PROBLEM » Copy every record below, exactly as written.

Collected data

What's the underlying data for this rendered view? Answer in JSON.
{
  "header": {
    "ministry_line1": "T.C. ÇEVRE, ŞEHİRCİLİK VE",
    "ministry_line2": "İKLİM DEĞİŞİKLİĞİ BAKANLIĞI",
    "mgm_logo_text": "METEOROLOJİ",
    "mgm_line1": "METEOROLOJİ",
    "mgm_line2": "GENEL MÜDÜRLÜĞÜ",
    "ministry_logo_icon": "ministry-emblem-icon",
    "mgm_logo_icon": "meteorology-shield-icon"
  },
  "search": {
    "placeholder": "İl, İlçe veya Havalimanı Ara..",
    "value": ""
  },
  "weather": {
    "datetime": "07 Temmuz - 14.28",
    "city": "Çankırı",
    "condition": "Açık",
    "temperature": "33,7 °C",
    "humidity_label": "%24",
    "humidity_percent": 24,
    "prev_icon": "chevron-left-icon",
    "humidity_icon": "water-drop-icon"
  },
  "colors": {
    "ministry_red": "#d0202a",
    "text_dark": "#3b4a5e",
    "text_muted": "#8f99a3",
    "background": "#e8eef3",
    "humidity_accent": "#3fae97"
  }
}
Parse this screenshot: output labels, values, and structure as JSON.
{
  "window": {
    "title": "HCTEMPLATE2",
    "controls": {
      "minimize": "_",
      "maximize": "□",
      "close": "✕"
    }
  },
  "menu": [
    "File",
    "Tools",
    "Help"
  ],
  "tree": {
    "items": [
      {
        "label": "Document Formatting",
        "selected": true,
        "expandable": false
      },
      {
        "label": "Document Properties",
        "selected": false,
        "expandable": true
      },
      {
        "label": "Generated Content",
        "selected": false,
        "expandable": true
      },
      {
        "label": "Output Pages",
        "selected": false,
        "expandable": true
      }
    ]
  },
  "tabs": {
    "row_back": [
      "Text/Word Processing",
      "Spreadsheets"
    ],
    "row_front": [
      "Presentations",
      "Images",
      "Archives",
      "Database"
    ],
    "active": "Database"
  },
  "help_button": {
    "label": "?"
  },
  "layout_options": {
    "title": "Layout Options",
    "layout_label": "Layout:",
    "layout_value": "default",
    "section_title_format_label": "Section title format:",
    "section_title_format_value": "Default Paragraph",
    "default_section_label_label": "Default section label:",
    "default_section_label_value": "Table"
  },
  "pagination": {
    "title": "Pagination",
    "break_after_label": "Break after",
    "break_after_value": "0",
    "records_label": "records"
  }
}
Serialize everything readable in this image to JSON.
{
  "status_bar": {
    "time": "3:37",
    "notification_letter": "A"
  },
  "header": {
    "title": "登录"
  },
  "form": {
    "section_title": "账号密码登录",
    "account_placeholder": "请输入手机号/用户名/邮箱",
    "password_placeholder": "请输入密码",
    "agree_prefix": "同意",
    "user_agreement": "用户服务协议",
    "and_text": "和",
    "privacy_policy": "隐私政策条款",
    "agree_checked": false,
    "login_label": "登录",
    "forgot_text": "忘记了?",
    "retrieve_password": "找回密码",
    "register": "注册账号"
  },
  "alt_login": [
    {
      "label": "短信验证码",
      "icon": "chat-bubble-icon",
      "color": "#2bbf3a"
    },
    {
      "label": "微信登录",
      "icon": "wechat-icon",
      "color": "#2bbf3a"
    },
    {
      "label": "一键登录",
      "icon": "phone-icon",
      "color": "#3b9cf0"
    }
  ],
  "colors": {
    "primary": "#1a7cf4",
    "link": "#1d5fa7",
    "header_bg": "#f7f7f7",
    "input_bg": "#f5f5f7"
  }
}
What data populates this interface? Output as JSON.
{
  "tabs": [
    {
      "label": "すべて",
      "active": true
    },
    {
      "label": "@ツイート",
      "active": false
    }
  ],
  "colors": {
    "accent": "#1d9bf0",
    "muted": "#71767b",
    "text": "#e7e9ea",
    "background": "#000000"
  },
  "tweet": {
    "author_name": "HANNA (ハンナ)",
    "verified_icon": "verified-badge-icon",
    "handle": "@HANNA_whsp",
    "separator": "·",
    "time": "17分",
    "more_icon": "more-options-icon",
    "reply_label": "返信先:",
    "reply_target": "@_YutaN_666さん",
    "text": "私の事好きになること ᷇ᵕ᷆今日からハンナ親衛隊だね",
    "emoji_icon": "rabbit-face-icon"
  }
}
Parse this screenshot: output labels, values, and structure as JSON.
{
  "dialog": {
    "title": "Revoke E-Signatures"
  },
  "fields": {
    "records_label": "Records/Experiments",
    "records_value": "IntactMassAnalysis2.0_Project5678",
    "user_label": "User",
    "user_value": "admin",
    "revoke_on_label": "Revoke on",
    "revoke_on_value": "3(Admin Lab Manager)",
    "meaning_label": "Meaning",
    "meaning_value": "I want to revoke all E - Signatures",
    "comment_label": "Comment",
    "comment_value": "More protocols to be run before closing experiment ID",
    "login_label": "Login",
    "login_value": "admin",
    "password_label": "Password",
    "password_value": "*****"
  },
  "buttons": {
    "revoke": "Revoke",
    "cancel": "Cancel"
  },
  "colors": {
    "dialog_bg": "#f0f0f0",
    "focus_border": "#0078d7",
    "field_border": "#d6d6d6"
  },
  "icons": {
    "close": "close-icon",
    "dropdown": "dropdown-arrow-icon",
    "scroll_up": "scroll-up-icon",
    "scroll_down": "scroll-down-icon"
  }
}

REPLY »
What's the underlying data for this rendered view? Answer in JSON.
{
  "header": {
    "ministry_line1": "T.C. ÇEVRE, ŞEHİRCİLİK VE",
    "ministry_line2": "İKLİM DEĞİŞİKLİĞİ BAKANLIĞI",
    "mgm_logo_text": "METEOROLOJİ",
    "mgm_line1": "METEOROLOJİ",
    "mgm_line2": "GENEL MÜDÜRLÜĞÜ",
    "ministry_logo_icon": "ministry-emblem-icon",
    "mgm_logo_icon": "meteorology-shield-icon"
  },
  "search": {
    "placeholder": "İl, İlçe veya Havalimanı Ara..",
    "value": ""
  },
  "weather": {
    "datetime": "07 Temmuz - 14.28",
    "city": "Çankırı",
    "condition": "Açık",
    "temperature": "33,7 °C",
    "humidity_label": "%24",
    "humidity_percent": 24,
    "prev_icon": "chevron-left-icon",
    "humidity_icon": "water-drop-icon"
  },
  "colors": {
    "ministry_red": "#d0202a",
    "text_dark": "#3b4a5e",
    "text_muted": "#8f99a3",
    "background": "#e8eef3",
    "humidity_accent": "#3fae97"
  }
}
Parse this screenshot: output labels, values, and structure as JSON.
{
  "window": {
    "title": "HCTEMPLATE2",
    "controls": {
      "minimize": "_",
      "maximize": "□",
      "close": "✕"
    }
  },
  "menu": [
    "File",
    "Tools",
    "Help"
  ],
  "tree": {
    "items": [
      {
        "label": "Document Formatting",
        "selected": true,
        "expandable": false
      },
      {
        "label": "Document Properties",
        "selected": false,
        "expandable": true
      },
      {
        "label": "Generated Content",
        "selected": false,
        "expandable": true
      },
      {
        "label": "Output Pages",
        "selected": false,
        "expandable": true
      }
    ]
  },
  "tabs": {
    "row_back": [
      "Text/Word Processing",
      "Spreadsheets"
    ],
    "row_front": [
      "Presentations",
      "Images",
      "Archives",
      "Database"
    ],
    "active": "Database"
  },
  "help_button": {
    "label": "?"
  },
  "layout_options": {
    "title": "Layout Options",
    "layout_label": "Layout:",
    "layout_value": "default",
    "section_title_format_label": "Section title format:",
    "section_title_format_value": "Default Paragraph",
    "default_section_label_label": "Default section label:",
    "default_section_label_value": "Table"
  },
  "pagination": {
    "title": "Pagination",
    "break_after_label": "Break after",
    "break_after_value": "0",
    "records_label": "records"
  }
}
Serialize everything readable in this image to JSON.
{
  "status_bar": {
    "time": "3:37",
    "notification_letter": "A"
  },
  "header": {
    "title": "登录"
  },
  "form": {
    "section_title": "账号密码登录",
    "account_placeholder": "请输入手机号/用户名/邮箱",
    "password_placeholder": "请输入密码",
    "agree_prefix": "同意",
    "user_agreement": "用户服务协议",
    "and_text": "和",
    "privacy_policy": "隐私政策条款",
    "agree_checked": false,
    "login_label": "登录",
    "forgot_text": "忘记了?",
    "retrieve_password": "找回密码",
    "register": "注册账号"
  },
  "alt_login": [
    {
      "label": "短信验证码",
      "icon": "chat-bubble-icon",
      "color": "#2bbf3a"
    },
    {
      "label": "微信登录",
      "icon": "wechat-icon",
      "color": "#2bbf3a"
    },
    {
      "label": "一键登录",
      "icon": "phone-icon",
      "color": "#3b9cf0"
    }
  ],
  "colors": {
    "primary": "#1a7cf4",
    "link": "#1d5fa7",
    "header_bg": "#f7f7f7",
    "input_bg": "#f5f5f7"
  }
}
What data populates this interface? Output as JSON.
{
  "tabs": [
    {
      "label": "すべて",
      "active": true
    },
    {
      "label": "@ツイート",
      "active": false
    }
  ],
  "colors": {
    "accent": "#1d9bf0",
    "muted": "#71767b",
    "text": "#e7e9ea",
    "background": "#000000"
  },
  "tweet": {
    "author_name": "HANNA (ハンナ)",
    "verified_icon": "verified-badge-icon",
    "handle": "@HANNA_whsp",
    "separator": "·",
    "time": "17分",
    "more_icon": "more-options-icon",
    "reply_label": "返信先:",
    "reply_target": "@_YutaN_666さん",
    "text": "私の事好きになること ᷇ᵕ᷆今日からハンナ親衛隊だね",
    "emoji_icon": "rabbit-face-icon"
  }
}
Parse this screenshot: output labels, values, and structure as JSON.
{
  "dialog": {
    "title": "Revoke E-Signatures"
  },
  "fields": {
    "records_label": "Records/Experiments",
    "records_value": "IntactMassAnalysis2.0_Project5678",
    "user_label": "User",
    "user_value": "admin",
    "revoke_on_label": "Revoke on",
    "revoke_on_value": "3(Admin Lab Manager)",
    "meaning_label": "Meaning",
    "meaning_value": "I want to revoke all E - Signatures",
    "comment_label": "Comment",
    "comment_value": "More protocols to be run before closing experiment ID",
    "login_label": "Login",
    "login_value": "admin",
    "password_label": "Password",
    "password_value": "*****"
  },
  "buttons": {
    "revoke": "Revoke",
    "cancel": "Cancel"
  },
  "colors": {
    "dialog_bg": "#f0f0f0",
    "focus_border": "#0078d7",
    "field_border": "#d6d6d6"
  },
  "icons": {
    "close": "close-icon",
    "dropdown": "dropdown-arrow-icon",
    "scroll_up": "scroll-up-icon",
    "scroll_down": "scroll-down-icon"
  }
}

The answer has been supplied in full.